Return all lines from the listing below in which the string "lethargy" occurs.
+===+
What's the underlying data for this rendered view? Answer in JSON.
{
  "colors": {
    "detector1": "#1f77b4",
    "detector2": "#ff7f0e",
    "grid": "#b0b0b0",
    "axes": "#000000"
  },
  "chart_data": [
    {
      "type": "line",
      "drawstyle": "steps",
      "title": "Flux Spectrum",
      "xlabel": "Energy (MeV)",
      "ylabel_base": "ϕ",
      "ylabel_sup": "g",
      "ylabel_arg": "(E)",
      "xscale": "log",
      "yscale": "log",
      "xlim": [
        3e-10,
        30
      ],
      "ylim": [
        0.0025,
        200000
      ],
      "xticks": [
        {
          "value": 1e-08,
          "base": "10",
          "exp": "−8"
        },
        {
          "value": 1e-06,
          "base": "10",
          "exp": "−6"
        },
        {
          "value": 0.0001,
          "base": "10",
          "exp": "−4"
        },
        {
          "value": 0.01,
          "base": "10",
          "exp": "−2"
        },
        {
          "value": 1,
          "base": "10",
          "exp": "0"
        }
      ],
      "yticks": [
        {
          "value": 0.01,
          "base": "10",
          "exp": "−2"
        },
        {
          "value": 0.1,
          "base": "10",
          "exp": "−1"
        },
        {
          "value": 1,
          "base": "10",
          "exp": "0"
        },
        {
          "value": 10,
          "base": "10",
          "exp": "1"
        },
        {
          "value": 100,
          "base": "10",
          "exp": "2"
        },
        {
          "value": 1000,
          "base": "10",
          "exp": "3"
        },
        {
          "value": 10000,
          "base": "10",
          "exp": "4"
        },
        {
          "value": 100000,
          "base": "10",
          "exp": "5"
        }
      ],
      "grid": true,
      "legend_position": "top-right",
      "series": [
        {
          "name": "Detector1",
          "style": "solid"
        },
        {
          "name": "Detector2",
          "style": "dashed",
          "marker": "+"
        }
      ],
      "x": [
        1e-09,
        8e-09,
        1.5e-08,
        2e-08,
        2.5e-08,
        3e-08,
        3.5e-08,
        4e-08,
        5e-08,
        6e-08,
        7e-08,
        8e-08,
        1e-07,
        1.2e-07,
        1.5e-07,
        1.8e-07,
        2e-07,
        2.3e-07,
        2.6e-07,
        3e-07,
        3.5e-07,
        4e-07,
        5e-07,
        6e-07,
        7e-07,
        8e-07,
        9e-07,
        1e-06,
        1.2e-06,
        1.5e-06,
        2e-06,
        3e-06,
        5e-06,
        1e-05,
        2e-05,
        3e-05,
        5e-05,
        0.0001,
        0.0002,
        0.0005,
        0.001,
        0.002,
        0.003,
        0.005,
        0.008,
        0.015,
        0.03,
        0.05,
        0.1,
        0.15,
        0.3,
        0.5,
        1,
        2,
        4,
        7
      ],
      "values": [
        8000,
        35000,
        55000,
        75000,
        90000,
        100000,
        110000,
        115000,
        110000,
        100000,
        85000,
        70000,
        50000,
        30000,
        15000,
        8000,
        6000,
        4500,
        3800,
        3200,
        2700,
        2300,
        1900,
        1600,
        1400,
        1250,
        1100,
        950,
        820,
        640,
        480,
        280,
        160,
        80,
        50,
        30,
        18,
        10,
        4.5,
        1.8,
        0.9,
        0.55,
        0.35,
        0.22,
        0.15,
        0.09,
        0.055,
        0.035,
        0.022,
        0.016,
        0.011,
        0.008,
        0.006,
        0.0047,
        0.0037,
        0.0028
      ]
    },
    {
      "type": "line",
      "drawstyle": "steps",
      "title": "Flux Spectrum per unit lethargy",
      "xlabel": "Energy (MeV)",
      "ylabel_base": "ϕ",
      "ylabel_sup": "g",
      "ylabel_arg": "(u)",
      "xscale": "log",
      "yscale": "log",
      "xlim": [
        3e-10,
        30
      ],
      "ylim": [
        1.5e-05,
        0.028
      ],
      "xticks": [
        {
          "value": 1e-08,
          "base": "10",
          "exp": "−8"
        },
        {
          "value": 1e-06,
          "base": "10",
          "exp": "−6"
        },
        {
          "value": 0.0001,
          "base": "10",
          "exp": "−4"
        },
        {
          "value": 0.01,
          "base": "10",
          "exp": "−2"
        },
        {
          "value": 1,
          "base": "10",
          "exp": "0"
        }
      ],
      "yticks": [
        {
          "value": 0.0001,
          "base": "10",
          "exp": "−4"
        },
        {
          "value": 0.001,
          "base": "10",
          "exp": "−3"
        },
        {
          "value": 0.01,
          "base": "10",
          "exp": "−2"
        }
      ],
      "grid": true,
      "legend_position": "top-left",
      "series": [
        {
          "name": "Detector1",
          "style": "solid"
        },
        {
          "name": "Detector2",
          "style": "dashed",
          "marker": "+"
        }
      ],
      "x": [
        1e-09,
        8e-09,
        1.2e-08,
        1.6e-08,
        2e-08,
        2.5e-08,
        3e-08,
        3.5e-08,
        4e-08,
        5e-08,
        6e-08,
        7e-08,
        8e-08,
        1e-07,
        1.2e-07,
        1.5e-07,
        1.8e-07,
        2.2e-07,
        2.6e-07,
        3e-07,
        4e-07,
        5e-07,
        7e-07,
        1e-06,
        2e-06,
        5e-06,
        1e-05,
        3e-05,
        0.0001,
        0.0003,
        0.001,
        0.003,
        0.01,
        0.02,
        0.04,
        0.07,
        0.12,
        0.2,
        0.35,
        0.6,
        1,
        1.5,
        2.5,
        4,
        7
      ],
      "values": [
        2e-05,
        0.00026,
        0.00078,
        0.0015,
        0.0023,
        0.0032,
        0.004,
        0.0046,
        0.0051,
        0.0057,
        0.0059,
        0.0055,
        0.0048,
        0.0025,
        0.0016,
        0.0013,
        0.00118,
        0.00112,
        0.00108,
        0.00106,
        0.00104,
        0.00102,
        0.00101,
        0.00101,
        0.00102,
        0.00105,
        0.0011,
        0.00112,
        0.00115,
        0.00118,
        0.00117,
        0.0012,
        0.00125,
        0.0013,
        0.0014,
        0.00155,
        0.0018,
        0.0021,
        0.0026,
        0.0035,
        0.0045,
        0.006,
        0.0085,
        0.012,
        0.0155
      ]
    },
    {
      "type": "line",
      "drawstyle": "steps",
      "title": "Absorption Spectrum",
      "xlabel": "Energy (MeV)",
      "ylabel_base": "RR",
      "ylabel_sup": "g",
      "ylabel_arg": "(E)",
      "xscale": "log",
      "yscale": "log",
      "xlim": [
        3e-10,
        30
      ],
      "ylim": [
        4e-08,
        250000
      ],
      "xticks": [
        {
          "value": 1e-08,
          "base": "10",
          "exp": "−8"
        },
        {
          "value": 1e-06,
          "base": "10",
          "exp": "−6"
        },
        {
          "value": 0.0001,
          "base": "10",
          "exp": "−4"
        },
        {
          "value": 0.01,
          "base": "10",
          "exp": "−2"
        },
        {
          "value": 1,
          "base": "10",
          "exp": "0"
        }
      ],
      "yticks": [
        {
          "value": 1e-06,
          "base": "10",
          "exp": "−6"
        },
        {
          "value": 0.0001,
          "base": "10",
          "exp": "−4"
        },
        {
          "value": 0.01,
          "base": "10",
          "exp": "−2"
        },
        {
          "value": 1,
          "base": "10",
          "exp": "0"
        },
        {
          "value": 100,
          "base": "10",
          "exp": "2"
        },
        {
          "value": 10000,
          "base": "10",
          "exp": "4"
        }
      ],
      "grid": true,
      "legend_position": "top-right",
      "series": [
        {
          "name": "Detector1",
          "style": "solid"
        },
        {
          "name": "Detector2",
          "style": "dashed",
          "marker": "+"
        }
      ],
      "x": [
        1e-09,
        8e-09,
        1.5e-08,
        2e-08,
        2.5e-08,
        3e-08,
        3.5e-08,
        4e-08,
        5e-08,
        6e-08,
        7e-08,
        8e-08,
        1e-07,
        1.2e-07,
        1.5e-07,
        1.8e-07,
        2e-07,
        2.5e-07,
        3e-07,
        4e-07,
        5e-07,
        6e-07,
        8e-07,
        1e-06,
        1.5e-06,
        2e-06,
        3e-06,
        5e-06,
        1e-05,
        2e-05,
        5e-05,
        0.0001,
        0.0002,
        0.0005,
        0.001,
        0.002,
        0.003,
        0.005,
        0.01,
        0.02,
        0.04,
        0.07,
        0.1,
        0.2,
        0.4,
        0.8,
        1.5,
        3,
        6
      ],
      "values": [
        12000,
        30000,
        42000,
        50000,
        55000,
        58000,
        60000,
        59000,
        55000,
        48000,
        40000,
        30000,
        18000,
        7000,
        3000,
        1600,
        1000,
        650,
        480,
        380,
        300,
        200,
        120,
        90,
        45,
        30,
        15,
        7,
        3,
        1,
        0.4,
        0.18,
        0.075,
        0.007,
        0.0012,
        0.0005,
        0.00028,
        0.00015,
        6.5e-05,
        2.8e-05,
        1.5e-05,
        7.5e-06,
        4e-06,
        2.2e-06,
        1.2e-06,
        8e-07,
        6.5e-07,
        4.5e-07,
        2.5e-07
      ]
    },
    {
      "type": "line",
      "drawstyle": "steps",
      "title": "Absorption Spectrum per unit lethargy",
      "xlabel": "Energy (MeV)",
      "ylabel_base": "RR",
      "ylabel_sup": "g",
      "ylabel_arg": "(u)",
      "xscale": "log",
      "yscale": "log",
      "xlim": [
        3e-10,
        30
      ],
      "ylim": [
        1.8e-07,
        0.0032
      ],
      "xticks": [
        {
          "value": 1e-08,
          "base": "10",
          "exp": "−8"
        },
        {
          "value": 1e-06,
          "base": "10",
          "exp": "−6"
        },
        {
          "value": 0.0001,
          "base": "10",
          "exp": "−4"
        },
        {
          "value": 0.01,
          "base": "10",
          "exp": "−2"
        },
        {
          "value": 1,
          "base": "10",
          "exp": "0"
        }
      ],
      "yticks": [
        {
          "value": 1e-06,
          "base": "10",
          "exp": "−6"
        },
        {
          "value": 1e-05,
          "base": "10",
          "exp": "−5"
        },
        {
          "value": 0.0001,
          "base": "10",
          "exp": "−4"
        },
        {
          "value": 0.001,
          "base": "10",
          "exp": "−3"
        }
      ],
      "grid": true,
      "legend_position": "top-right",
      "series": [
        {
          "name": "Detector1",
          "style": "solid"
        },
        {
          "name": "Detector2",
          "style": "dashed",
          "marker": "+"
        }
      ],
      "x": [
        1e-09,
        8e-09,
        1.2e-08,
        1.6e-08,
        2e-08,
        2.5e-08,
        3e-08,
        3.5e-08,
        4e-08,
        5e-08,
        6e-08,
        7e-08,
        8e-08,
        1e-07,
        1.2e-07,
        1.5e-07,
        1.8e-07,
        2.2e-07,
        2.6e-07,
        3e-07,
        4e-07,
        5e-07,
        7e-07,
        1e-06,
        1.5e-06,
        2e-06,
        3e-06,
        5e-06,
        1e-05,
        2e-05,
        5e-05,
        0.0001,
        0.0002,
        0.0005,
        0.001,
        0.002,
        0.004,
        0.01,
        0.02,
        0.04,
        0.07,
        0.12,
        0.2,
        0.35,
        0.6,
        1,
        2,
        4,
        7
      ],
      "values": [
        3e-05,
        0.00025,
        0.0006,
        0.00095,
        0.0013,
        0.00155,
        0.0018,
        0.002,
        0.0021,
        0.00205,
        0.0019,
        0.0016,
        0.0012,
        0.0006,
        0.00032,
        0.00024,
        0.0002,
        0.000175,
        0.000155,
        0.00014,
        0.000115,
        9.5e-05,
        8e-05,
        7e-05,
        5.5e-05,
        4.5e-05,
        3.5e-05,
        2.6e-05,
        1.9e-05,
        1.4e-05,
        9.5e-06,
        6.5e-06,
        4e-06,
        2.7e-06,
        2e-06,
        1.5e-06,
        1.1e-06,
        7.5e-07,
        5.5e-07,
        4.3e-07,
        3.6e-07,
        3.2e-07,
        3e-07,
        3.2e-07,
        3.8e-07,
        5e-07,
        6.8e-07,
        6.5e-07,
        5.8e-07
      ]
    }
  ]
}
+===+
▶ FINISHED TASK
      "title": "Flux Spectrum per unit lethargy",
      "title": "Absorption Spectrum per unit lethargy",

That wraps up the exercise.